MATERIAL FOR THIS TASK:
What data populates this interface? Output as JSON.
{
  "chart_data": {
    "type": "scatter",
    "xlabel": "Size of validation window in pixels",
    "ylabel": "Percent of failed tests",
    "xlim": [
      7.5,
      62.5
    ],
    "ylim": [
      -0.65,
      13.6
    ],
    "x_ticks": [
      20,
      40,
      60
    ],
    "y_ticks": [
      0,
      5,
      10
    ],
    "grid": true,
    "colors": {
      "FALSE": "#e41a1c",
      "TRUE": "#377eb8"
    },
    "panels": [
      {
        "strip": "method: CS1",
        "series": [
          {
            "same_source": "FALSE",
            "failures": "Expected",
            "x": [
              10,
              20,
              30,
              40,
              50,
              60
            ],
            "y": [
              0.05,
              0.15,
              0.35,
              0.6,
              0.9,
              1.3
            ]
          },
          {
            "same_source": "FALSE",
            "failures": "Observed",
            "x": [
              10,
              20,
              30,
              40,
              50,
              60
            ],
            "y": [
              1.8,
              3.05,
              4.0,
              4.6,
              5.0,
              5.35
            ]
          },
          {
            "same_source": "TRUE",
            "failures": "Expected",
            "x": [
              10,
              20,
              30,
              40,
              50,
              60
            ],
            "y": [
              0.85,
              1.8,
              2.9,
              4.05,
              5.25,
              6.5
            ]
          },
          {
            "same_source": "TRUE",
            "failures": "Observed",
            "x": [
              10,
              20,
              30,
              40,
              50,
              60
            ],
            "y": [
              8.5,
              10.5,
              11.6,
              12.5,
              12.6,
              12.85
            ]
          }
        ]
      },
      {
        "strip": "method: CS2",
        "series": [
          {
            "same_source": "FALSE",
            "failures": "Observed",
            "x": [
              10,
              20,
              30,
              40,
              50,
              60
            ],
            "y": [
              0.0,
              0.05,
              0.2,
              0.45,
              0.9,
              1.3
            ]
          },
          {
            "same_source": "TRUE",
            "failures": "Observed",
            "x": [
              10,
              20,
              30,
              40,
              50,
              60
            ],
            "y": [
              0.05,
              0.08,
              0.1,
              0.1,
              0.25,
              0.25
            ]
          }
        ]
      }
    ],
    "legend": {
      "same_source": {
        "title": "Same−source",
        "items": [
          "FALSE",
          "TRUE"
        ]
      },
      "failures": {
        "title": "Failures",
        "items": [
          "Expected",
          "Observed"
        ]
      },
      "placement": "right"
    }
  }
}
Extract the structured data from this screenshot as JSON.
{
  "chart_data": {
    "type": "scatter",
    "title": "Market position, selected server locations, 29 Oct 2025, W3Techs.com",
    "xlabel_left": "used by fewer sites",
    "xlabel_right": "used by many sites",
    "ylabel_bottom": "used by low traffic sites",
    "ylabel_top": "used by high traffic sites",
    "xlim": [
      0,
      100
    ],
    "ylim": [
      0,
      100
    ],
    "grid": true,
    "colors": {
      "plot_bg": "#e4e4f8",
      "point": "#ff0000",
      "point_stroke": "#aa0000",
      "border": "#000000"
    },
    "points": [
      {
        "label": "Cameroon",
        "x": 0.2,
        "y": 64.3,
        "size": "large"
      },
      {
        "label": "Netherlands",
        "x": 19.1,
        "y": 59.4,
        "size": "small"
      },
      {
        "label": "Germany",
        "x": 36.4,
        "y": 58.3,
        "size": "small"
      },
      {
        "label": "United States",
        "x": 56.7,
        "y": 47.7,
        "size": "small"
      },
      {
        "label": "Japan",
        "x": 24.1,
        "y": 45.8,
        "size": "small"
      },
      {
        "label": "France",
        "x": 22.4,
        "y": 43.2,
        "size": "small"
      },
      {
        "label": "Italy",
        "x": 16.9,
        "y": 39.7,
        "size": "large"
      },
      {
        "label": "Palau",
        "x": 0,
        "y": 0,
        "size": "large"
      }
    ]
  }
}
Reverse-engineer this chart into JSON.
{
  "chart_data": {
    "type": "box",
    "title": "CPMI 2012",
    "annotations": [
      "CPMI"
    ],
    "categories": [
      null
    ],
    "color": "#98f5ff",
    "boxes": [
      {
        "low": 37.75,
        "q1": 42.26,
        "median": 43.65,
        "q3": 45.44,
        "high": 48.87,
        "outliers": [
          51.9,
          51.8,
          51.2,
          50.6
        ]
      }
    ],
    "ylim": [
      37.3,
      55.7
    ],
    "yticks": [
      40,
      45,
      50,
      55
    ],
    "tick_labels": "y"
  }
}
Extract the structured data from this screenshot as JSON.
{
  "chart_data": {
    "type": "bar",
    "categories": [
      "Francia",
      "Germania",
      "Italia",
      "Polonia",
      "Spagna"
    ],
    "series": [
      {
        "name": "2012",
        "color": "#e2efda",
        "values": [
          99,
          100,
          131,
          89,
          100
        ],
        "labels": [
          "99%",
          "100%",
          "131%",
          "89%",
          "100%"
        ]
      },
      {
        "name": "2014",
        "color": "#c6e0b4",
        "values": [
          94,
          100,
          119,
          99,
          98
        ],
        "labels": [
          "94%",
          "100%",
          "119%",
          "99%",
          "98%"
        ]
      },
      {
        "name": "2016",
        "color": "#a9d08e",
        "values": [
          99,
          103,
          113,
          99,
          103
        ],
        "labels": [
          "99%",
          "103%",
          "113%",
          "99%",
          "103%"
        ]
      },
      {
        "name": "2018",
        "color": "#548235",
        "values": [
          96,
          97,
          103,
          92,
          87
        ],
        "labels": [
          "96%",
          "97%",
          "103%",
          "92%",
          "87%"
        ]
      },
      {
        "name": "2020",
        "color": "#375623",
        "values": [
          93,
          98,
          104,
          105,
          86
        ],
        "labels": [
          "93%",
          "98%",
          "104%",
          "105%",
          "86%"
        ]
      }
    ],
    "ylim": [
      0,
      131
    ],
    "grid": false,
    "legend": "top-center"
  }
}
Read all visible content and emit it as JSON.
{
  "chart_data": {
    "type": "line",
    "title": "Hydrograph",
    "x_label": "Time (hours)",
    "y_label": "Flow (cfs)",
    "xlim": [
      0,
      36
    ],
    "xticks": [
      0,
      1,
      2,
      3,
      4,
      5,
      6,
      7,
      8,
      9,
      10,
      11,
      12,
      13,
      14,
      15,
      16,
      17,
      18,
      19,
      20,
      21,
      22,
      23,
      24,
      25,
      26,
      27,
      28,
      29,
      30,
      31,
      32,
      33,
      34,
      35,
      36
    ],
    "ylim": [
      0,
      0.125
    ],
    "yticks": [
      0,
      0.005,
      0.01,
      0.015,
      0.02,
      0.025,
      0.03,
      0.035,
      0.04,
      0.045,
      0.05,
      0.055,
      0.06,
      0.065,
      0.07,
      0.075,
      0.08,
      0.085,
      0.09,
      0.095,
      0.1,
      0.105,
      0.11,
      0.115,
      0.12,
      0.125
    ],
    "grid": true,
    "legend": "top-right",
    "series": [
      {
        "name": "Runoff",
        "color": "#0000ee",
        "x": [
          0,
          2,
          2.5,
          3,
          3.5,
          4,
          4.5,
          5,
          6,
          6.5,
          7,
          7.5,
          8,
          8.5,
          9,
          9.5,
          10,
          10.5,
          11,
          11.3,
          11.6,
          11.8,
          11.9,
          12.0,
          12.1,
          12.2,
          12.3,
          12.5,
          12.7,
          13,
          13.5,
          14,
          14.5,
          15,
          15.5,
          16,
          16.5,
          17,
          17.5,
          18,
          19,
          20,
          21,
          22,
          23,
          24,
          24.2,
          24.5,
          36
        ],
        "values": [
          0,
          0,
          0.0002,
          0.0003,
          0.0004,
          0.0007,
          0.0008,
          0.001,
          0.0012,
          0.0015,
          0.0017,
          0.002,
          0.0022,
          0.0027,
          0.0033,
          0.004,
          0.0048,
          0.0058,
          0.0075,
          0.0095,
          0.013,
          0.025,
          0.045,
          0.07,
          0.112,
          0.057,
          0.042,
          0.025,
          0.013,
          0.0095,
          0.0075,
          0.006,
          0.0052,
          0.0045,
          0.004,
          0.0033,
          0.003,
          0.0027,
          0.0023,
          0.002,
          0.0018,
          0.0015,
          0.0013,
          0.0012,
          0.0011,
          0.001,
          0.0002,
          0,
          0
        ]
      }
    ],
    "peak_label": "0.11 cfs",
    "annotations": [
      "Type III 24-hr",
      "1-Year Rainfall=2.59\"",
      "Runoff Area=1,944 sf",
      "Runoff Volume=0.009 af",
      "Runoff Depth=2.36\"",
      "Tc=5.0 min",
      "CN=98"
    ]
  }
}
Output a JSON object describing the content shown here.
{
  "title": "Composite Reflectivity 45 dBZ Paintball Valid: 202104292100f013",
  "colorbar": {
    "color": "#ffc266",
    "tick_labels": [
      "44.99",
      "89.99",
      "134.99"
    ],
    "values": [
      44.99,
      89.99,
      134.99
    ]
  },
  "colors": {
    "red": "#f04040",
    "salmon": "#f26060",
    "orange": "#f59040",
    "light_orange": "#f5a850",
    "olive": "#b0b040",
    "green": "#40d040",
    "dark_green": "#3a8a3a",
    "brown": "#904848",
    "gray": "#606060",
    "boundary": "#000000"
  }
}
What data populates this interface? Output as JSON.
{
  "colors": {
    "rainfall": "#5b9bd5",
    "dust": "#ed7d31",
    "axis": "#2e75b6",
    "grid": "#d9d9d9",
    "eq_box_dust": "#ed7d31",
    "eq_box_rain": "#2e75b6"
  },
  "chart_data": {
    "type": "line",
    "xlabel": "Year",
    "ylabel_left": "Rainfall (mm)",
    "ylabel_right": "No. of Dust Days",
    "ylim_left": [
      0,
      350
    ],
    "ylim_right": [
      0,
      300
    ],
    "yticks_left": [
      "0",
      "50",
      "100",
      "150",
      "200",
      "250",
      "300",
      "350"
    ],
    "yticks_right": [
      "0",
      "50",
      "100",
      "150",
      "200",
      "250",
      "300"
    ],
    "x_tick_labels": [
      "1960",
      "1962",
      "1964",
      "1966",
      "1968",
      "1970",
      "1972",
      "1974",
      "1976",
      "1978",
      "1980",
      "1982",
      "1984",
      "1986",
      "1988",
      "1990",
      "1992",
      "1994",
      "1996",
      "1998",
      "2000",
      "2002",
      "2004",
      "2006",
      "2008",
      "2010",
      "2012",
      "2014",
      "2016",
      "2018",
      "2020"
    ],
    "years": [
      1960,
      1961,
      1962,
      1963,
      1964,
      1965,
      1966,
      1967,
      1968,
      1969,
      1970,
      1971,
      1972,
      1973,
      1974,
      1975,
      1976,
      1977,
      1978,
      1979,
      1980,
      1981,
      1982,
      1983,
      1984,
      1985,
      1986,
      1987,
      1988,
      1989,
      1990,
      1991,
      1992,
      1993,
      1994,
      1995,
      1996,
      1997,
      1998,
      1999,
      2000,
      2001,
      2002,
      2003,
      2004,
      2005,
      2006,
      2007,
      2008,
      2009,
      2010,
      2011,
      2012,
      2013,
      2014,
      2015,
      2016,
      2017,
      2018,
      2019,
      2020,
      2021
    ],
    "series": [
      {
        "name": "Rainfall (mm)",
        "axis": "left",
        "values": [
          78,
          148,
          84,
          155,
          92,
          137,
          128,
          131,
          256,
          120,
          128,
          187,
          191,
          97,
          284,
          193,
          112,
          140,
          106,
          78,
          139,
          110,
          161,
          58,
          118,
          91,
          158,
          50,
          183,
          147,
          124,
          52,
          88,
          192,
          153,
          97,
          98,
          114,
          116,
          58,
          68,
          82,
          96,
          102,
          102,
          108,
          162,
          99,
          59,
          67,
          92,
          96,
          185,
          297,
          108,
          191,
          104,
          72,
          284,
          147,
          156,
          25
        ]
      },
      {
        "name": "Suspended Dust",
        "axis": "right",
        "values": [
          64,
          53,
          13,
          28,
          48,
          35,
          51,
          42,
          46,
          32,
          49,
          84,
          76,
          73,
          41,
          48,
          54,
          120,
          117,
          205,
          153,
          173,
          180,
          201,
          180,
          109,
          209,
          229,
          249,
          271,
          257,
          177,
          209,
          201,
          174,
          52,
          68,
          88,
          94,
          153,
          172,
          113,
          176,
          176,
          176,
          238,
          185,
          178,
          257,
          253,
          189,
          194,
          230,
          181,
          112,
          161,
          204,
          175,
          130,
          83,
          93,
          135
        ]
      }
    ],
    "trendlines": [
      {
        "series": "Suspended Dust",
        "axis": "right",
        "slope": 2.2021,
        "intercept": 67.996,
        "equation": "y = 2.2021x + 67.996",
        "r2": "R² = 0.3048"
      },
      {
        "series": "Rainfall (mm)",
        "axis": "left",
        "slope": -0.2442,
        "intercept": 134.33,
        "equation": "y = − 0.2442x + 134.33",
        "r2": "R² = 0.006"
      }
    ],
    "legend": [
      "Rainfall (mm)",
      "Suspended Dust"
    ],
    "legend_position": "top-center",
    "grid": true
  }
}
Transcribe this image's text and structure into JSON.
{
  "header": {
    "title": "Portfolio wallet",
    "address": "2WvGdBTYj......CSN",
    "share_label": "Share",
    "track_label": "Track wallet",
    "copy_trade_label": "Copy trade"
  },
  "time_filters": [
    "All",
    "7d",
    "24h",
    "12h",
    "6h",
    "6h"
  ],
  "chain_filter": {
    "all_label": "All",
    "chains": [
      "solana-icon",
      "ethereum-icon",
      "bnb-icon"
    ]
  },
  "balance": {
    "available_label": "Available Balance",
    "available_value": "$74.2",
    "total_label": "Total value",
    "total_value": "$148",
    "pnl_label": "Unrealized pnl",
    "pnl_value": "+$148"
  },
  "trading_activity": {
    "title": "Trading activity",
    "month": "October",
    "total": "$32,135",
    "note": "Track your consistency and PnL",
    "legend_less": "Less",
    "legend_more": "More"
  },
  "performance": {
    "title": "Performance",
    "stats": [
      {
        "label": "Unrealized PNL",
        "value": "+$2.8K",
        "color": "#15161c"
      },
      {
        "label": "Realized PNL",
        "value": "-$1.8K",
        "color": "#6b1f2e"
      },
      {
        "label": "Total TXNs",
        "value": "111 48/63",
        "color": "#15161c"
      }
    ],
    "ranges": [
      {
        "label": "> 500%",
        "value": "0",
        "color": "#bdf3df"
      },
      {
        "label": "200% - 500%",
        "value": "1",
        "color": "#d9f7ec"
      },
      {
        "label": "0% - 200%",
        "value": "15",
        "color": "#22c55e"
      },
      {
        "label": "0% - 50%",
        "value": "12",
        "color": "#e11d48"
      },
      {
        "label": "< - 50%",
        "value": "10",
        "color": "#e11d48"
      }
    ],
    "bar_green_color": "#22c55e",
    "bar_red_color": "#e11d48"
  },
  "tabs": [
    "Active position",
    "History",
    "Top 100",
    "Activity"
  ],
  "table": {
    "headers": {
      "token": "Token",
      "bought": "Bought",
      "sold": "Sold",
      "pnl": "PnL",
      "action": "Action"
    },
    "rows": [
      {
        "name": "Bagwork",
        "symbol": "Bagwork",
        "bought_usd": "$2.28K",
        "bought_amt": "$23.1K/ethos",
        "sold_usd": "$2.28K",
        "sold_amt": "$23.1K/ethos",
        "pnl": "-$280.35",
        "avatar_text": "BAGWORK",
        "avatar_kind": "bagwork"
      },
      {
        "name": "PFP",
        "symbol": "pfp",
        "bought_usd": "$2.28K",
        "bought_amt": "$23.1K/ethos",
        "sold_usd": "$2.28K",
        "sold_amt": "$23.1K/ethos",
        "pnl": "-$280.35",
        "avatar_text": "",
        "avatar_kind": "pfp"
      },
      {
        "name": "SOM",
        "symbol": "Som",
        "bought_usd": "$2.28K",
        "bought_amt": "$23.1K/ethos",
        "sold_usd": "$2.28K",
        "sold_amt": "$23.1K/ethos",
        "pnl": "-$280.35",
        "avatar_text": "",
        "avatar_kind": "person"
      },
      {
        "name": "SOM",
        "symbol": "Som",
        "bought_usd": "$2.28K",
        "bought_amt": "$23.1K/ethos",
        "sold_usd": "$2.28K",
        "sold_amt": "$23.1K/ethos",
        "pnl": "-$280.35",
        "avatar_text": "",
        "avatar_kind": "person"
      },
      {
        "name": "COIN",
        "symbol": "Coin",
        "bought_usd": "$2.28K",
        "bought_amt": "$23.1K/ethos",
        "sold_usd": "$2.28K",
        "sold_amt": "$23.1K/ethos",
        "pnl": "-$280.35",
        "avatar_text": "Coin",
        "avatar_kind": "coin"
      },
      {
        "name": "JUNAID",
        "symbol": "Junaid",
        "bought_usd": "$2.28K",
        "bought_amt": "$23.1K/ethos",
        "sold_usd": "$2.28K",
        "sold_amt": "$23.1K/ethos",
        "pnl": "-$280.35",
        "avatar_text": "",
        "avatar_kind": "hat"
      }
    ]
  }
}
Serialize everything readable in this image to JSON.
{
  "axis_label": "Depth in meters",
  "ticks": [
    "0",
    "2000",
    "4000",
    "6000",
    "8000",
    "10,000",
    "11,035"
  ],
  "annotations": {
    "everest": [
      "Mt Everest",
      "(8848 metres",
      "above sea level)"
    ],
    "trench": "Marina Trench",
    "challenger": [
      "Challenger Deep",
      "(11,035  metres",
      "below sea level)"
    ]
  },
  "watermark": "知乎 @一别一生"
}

EXERCISE DESCRIPTION: Identify all lines where the word "content" shows up. Copy them.

PROBLEM SOLUTION:
Read all visible content and emit it as JSON.
Output a JSON object describing the content shown here.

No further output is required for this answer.